◆ **REQUIRED TASK**:
Write out every entry exactly as it stands.
--- BEGIN THE DATA ---
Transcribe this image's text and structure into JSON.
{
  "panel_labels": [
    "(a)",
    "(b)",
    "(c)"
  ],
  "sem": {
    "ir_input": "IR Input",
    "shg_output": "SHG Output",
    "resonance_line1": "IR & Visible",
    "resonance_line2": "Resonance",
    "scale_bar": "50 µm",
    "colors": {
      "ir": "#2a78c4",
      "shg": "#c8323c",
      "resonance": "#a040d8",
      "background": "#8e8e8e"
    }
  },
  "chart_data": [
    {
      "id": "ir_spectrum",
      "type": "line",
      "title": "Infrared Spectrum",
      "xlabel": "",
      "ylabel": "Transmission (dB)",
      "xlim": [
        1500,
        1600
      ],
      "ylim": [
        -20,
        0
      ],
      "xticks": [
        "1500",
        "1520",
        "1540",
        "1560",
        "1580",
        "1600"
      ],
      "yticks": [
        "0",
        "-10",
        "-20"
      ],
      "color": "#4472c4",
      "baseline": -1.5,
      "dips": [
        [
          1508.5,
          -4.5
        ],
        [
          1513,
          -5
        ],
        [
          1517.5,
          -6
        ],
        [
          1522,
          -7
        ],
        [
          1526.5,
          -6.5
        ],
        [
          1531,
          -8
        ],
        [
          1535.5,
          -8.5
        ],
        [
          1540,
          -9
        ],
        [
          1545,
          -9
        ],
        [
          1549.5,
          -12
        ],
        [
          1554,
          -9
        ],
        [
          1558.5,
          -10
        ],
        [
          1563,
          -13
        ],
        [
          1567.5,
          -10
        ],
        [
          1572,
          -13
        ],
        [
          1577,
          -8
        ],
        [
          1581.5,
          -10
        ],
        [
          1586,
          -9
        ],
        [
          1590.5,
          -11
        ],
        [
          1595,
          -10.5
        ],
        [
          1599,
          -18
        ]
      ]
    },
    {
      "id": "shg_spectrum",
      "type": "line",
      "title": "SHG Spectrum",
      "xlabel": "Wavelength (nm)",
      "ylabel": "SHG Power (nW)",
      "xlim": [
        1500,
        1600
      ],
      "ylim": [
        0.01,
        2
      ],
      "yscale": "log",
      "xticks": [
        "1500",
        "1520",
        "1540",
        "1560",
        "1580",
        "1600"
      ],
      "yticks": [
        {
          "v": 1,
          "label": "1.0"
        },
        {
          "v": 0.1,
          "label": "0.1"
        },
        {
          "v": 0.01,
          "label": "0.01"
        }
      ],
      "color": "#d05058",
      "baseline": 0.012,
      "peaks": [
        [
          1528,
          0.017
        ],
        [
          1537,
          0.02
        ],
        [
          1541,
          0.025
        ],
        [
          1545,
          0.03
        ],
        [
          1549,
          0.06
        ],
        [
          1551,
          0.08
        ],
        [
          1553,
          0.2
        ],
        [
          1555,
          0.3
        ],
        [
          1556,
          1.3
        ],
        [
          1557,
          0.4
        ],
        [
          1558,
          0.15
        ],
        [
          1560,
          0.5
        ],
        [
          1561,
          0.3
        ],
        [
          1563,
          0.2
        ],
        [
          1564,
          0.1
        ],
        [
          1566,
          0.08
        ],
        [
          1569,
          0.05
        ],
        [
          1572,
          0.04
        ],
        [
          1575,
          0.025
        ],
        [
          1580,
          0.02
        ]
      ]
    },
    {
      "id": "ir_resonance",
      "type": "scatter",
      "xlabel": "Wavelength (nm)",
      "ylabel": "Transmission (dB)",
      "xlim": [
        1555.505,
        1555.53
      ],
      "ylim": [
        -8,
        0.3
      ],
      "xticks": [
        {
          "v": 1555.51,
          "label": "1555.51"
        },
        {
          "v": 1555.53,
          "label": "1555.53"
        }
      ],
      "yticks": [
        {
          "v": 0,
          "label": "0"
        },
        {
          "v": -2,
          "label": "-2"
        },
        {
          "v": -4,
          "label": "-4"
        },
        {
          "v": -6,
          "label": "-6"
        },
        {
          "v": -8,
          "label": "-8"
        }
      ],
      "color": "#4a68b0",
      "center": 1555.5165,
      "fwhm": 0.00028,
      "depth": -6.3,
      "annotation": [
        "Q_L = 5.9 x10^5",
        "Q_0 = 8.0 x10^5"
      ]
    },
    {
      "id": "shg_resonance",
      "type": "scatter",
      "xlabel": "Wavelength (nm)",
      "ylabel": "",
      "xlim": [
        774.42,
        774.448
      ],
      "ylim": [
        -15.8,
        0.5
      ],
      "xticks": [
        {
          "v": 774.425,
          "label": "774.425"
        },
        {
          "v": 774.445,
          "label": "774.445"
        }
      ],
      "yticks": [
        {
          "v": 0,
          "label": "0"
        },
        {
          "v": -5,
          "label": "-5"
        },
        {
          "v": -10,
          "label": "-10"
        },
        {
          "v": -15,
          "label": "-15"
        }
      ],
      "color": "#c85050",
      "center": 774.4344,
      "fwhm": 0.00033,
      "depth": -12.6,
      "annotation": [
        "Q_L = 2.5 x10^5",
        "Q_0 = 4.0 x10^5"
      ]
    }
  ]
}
--- END THE DATA ---
◆ **ANSWER BELOW**:
Transcribe this image's text and structure into JSON.
{
  "panel_labels": [
    "(a)",
    "(b)",
    "(c)"
  ],
  "sem": {
    "ir_input": "IR Input",
    "shg_output": "SHG Output",
    "resonance_line1": "IR & Visible",
    "resonance_line2": "Resonance",
    "scale_bar": "50 µm",
    "colors": {
      "ir": "#2a78c4",
      "shg": "#c8323c",
      "resonance": "#a040d8",
      "background": "#8e8e8e"
    }
  },
  "chart_data": [
    {
      "id": "ir_spectrum",
      "type": "line",
      "title": "Infrared Spectrum",
      "xlabel": "",
      "ylabel": "Transmission (dB)",
      "xlim": [
        1500,
        1600
      ],
      "ylim": [
        -20,
        0
      ],
      "xticks": [
        "1500",
        "1520",
        "1540",
        "1560",
        "1580",
        "1600"
      ],
      "yticks": [
        "0",
        "-10",
        "-20"
      ],
      "color": "#4472c4",
      "baseline": -1.5,
      "dips": [
        [
          1508.5,
          -4.5
        ],
        [
          1513,
          -5
        ],
        [
          1517.5,
          -6
        ],
        [
          1522,
          -7
        ],
        [
          1526.5,
          -6.5
        ],
        [
          1531,
          -8
        ],
        [
          1535.5,
          -8.5
        ],
        [
          1540,
          -9
        ],
        [
          1545,
          -9
        ],
        [
          1549.5,
          -12
        ],
        [
          1554,
          -9
        ],
        [
          1558.5,
          -10
        ],
        [
          1563,
          -13
        ],
        [
          1567.5,
          -10
        ],
        [
          1572,
          -13
        ],
        [
          1577,
          -8
        ],
        [
          1581.5,
          -10
        ],
        [
          1586,
          -9
        ],
        [
          1590.5,
          -11
        ],
        [
          1595,
          -10.5
        ],
        [
          1599,
          -18
        ]
      ]
    },
    {
      "id": "shg_spectrum",
      "type": "line",
      "title": "SHG Spectrum",
      "xlabel": "Wavelength (nm)",
      "ylabel": "SHG Power (nW)",
      "xlim": [
        1500,
        1600
      ],
      "ylim": [
        0.01,
        2
      ],
      "yscale": "log",
      "xticks": [
        "1500",
        "1520",
        "1540",
        "1560",
        "1580",
        "1600"
      ],
      "yticks": [
        {
          "v": 1,
          "label": "1.0"
        },
        {
          "v": 0.1,
          "label": "0.1"
        },
        {
          "v": 0.01,
          "label": "0.01"
        }
      ],
      "color": "#d05058",
      "baseline": 0.012,
      "peaks": [
        [
          1528,
          0.017
        ],
        [
          1537,
          0.02
        ],
        [
          1541,
          0.025
        ],
        [
          1545,
          0.03
        ],
        [
          1549,
          0.06
        ],
        [
          1551,
          0.08
        ],
        [
          1553,
          0.2
        ],
        [
          1555,
          0.3
        ],
        [
          1556,
          1.3
        ],
        [
          1557,
          0.4
        ],
        [
          1558,
          0.15
        ],
        [
          1560,
          0.5
        ],
        [
          1561,
          0.3
        ],
        [
          1563,
          0.2
        ],
        [
          1564,
          0.1
        ],
        [
          1566,
          0.08
        ],
        [
          1569,
          0.05
        ],
        [
          1572,
          0.04
        ],
        [
          1575,
          0.025
        ],
        [
          1580,
          0.02
        ]
      ]
    },
    {
      "id": "ir_resonance",
      "type": "scatter",
      "xlabel": "Wavelength (nm)",
      "ylabel": "Transmission (dB)",
      "xlim": [
        1555.505,
        1555.53
      ],
      "ylim": [
        -8,
        0.3
      ],
      "xticks": [
        {
          "v": 1555.51,
          "label": "1555.51"
        },
        {
          "v": 1555.53,
          "label": "1555.53"
        }
      ],
      "yticks": [
        {
          "v": 0,
          "label": "0"
        },
        {
          "v": -2,
          "label": "-2"
        },
        {
          "v": -4,
          "label": "-4"
        },
        {
          "v": -6,
          "label": "-6"
        },
        {
          "v": -8,
          "label": "-8"
        }
      ],
      "color": "#4a68b0",
      "center": 1555.5165,
      "fwhm": 0.00028,
      "depth": -6.3,
      "annotation": [
        "Q_L = 5.9 x10^5",
        "Q_0 = 8.0 x10^5"
      ]
    },
    {
      "id": "shg_resonance",
      "type": "scatter",
      "xlabel": "Wavelength (nm)",
      "ylabel": "",
      "xlim": [
        774.42,
        774.448
      ],
      "ylim": [
        -15.8,
        0.5
      ],
      "xticks": [
        {
          "v": 774.425,
          "label": "774.425"
        },
        {
          "v": 774.445,
          "label": "774.445"
        }
      ],
      "yticks": [
        {
          "v": 0,
          "label": "0"
        },
        {
          "v": -5,
          "label": "-5"
        },
        {
          "v": -10,
          "label": "-10"
        },
        {
          "v": -15,
          "label": "-15"
        }
      ],
      "color": "#c85050",
      "center": 774.4344,
      "fwhm": 0.00033,
      "depth": -12.6,
      "annotation": [
        "Q_L = 2.5 x10^5",
        "Q_0 = 4.0 x10^5"
      ]
    }
  ]
}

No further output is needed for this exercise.